→ GIVEN INSTRUCTION
Pull out every line containing the string "作五条平行横线的垂线".

### TASK INPUT ###

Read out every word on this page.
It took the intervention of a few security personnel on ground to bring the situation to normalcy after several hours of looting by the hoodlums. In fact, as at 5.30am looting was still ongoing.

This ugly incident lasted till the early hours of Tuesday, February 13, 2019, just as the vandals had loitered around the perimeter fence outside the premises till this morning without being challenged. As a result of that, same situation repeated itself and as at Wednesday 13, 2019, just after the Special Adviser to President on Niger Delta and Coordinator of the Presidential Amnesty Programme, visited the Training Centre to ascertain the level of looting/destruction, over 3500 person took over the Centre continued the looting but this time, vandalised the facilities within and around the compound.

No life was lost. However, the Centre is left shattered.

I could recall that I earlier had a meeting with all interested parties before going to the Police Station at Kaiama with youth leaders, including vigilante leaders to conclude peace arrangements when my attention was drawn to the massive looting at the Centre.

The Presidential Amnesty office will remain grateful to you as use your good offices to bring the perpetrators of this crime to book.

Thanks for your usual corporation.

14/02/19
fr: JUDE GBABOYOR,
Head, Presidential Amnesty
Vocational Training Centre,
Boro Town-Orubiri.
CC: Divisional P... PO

###
### TASK INPUT ###

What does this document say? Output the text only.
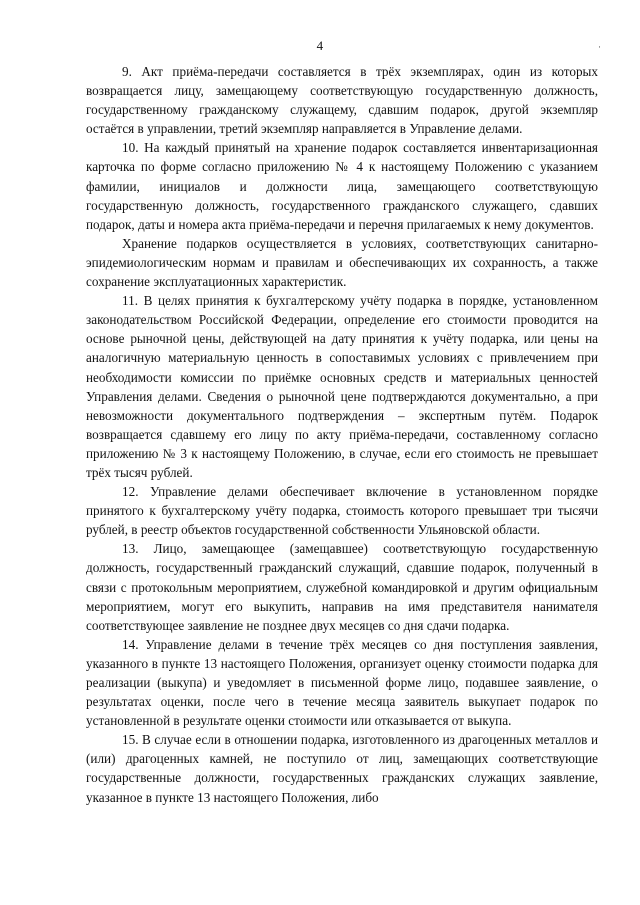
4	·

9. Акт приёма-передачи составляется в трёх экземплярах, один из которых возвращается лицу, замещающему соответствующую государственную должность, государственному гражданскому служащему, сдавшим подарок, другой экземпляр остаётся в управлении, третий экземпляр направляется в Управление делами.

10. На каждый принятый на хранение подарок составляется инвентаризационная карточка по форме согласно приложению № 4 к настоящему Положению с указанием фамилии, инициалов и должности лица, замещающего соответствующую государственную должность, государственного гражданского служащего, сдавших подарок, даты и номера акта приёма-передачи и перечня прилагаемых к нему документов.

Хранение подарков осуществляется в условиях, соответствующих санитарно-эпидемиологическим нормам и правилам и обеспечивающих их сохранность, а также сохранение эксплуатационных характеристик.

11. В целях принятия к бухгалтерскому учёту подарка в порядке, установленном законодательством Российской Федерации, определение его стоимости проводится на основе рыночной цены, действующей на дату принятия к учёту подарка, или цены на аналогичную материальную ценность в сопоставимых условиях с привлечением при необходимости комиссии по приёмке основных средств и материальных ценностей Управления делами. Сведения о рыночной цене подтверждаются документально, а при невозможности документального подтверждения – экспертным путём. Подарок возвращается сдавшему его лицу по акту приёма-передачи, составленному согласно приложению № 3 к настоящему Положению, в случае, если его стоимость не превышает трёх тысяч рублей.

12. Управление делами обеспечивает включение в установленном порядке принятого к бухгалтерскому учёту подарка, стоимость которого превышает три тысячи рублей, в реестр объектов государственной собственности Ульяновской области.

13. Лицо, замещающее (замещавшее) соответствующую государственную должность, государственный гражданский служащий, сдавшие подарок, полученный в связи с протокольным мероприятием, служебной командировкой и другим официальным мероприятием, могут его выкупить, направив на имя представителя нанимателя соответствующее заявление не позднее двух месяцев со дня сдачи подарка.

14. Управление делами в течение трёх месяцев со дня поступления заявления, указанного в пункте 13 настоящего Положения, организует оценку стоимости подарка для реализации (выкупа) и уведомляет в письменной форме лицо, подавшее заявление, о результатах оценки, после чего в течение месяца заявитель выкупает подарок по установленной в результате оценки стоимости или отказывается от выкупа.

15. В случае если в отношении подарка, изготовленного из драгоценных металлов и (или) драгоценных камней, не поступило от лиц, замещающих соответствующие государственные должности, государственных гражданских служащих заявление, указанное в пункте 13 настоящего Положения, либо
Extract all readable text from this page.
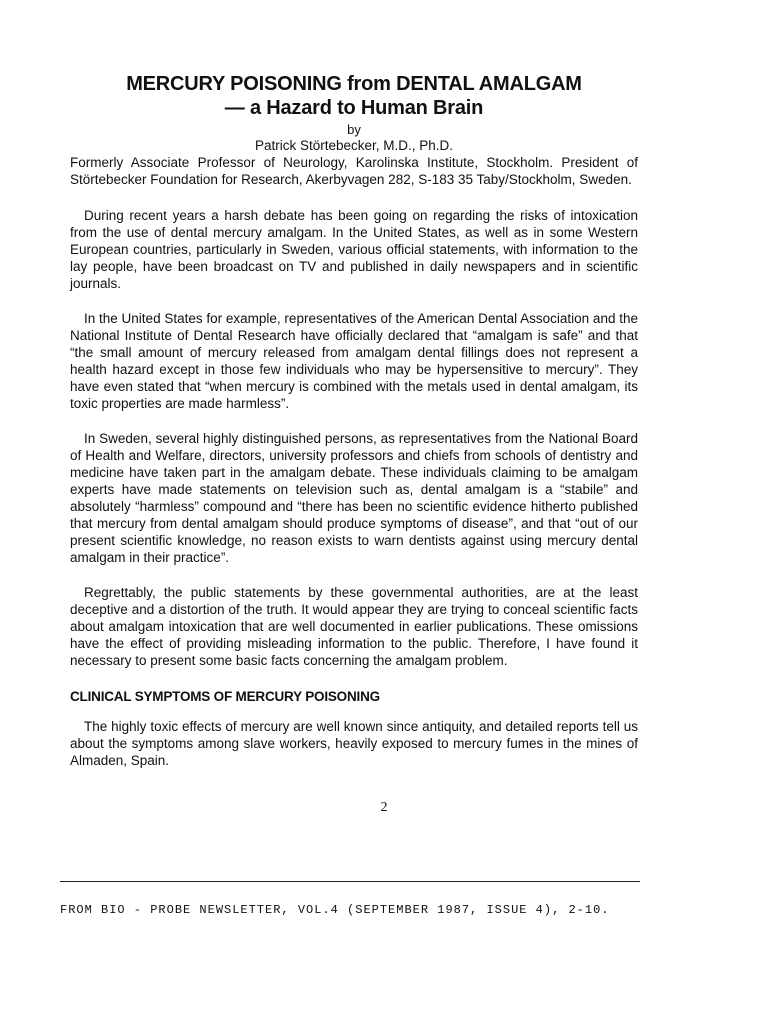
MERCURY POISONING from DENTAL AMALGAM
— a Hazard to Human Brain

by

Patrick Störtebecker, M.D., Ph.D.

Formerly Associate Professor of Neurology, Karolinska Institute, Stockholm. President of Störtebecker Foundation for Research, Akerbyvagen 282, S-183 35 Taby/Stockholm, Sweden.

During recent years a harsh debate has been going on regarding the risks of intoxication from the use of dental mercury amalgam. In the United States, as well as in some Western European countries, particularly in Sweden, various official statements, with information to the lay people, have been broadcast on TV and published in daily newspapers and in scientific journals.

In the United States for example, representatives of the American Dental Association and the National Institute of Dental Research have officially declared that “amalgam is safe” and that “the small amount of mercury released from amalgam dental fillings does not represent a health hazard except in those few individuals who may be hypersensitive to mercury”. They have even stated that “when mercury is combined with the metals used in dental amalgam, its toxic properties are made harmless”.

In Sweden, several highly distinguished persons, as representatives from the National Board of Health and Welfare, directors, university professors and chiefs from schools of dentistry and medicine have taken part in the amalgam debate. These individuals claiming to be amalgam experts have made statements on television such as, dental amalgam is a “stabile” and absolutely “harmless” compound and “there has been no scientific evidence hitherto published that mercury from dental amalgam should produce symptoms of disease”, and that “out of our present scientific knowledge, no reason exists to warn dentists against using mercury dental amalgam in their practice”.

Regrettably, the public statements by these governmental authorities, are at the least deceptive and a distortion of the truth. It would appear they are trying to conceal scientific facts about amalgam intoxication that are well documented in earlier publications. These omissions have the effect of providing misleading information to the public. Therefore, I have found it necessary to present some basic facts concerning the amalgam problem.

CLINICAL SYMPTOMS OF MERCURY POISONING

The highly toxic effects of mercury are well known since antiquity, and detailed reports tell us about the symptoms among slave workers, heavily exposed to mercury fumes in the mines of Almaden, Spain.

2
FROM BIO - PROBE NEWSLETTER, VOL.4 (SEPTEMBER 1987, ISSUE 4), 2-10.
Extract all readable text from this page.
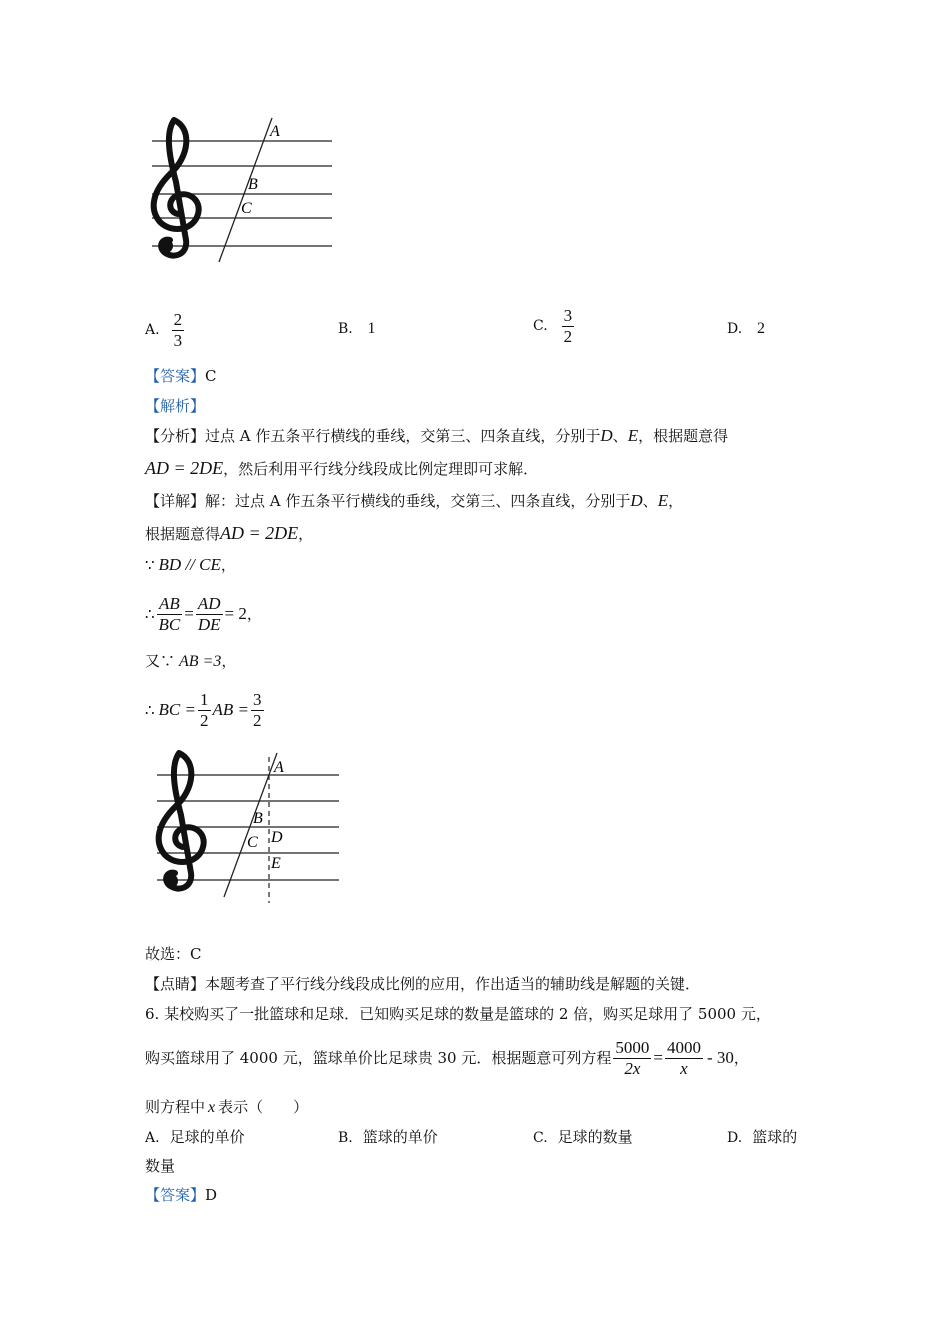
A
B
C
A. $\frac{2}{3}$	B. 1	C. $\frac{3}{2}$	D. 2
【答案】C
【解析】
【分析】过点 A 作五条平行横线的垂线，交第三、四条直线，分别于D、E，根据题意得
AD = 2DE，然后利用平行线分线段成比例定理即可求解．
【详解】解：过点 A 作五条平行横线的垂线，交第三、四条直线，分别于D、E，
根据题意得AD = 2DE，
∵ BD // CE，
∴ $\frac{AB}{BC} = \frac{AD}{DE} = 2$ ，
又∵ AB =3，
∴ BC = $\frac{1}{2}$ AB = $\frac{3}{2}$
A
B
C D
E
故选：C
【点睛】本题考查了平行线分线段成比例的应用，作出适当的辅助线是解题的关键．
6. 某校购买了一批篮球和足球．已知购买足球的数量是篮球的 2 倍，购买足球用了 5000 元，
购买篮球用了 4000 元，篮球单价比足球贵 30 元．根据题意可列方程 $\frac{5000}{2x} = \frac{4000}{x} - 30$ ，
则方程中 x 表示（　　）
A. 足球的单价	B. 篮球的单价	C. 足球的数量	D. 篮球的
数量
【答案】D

###

→ TASK RESPONSE
【分析】过点 A 作五条平行横线的垂线，交第三、四条直线，分别于D、E，根据题意得
【详解】解：过点 A 作五条平行横线的垂线，交第三、四条直线，分别于D、E，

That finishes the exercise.